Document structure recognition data
[Start of section]
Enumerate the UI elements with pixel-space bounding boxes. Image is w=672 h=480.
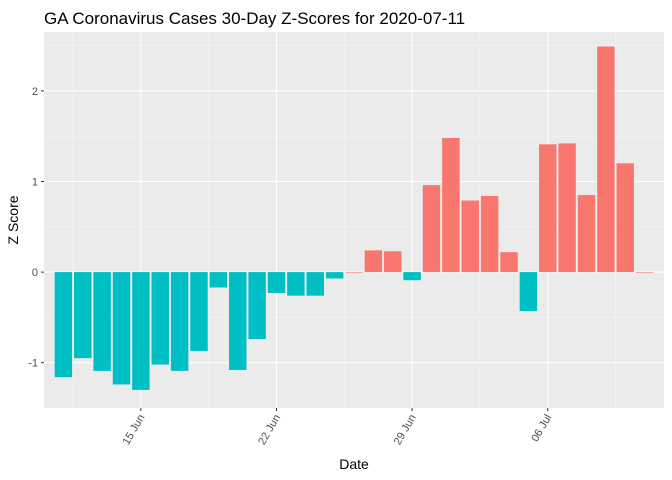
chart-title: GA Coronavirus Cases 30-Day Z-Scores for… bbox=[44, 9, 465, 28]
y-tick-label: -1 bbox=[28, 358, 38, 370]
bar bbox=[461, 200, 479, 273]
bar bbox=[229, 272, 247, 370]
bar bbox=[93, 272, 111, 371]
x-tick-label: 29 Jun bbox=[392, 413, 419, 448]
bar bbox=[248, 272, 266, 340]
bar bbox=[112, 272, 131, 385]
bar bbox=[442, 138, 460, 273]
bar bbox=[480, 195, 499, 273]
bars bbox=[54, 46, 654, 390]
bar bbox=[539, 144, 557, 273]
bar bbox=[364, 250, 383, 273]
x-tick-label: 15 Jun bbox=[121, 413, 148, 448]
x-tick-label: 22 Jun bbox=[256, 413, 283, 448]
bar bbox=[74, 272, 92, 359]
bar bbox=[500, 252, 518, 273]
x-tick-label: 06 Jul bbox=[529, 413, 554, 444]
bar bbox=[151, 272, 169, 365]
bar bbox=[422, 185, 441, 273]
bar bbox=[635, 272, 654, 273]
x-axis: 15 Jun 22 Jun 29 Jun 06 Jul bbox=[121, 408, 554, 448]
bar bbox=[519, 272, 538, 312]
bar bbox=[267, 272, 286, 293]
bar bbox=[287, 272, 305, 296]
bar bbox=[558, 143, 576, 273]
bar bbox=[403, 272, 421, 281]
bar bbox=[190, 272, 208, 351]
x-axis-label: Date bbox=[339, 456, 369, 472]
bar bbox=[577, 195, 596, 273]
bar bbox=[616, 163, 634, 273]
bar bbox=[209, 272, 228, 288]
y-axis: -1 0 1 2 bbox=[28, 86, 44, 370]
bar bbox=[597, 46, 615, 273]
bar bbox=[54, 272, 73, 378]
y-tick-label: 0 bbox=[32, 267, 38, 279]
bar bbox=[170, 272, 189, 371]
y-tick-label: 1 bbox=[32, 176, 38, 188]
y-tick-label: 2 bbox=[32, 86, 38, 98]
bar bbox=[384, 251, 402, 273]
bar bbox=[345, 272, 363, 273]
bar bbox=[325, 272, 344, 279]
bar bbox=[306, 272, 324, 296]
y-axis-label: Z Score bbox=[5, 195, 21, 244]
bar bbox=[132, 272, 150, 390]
[End of section]
[Start of section]
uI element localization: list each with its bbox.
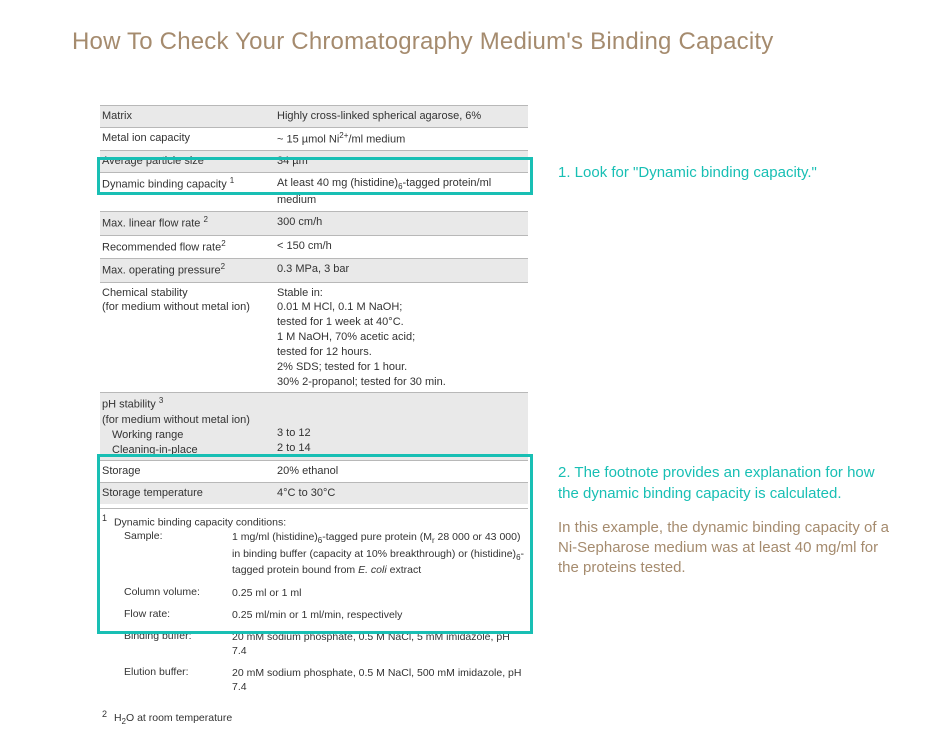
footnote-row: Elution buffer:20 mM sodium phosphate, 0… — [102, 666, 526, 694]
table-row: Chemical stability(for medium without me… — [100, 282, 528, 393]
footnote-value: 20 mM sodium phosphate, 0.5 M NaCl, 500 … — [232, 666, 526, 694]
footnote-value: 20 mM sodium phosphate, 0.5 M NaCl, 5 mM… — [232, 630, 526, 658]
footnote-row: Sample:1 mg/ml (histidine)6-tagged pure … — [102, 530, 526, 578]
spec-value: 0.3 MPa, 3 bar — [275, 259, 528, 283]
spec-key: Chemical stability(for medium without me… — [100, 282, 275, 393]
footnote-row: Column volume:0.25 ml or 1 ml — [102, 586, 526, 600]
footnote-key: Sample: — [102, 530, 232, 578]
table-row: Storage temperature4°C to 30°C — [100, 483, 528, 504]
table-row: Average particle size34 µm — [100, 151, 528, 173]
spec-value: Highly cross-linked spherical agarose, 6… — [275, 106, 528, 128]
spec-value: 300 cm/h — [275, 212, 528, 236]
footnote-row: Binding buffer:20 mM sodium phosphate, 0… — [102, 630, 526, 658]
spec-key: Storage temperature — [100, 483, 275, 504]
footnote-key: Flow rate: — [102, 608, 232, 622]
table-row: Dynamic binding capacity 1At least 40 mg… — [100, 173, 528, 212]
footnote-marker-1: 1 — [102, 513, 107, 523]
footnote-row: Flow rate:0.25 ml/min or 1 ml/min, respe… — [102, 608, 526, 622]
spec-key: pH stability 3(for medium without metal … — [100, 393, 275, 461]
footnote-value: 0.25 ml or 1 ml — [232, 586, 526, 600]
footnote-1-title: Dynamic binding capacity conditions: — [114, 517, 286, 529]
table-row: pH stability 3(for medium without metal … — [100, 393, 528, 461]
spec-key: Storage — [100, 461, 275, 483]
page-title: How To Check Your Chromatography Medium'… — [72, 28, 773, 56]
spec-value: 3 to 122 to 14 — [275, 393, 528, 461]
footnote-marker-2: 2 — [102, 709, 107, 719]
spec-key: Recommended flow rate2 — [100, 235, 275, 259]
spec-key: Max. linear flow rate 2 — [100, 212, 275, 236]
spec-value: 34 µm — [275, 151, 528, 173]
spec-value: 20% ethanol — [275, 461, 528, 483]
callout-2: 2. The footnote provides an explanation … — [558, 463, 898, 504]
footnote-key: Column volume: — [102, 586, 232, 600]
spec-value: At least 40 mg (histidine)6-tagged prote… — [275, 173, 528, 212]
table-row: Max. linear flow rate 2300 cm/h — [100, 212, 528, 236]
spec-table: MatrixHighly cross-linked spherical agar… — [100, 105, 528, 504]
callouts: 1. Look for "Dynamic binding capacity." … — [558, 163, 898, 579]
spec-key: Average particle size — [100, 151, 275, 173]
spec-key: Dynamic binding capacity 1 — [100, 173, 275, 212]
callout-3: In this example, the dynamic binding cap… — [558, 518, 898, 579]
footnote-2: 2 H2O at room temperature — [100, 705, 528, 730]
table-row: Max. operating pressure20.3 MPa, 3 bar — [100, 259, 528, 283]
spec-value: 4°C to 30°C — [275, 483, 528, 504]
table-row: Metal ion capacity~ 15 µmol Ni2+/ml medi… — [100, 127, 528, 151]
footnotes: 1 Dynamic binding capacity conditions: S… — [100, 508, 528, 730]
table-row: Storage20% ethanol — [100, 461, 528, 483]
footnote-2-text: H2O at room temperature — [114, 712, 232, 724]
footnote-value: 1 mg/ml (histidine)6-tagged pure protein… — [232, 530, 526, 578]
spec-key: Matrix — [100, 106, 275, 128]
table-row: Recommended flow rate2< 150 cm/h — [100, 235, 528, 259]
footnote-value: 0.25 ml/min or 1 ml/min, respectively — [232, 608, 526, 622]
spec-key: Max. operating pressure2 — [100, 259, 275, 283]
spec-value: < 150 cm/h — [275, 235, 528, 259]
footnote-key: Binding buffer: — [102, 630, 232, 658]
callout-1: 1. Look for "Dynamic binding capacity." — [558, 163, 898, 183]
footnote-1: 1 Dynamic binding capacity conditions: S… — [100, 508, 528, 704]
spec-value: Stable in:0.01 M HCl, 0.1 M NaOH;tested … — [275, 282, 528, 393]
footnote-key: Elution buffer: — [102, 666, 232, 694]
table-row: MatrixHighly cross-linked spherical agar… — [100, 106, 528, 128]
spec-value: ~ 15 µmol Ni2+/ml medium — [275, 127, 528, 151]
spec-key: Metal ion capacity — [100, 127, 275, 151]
[End of section]
What this task involves: The answer must be every line from the records above that contains "Look".

Task answer:
callouts: 1. Look for "Dynamic binding capacity." … — [558, 163, 898, 579]
callout-1: 1. Look for "Dynamic binding capacity." — [558, 163, 898, 183]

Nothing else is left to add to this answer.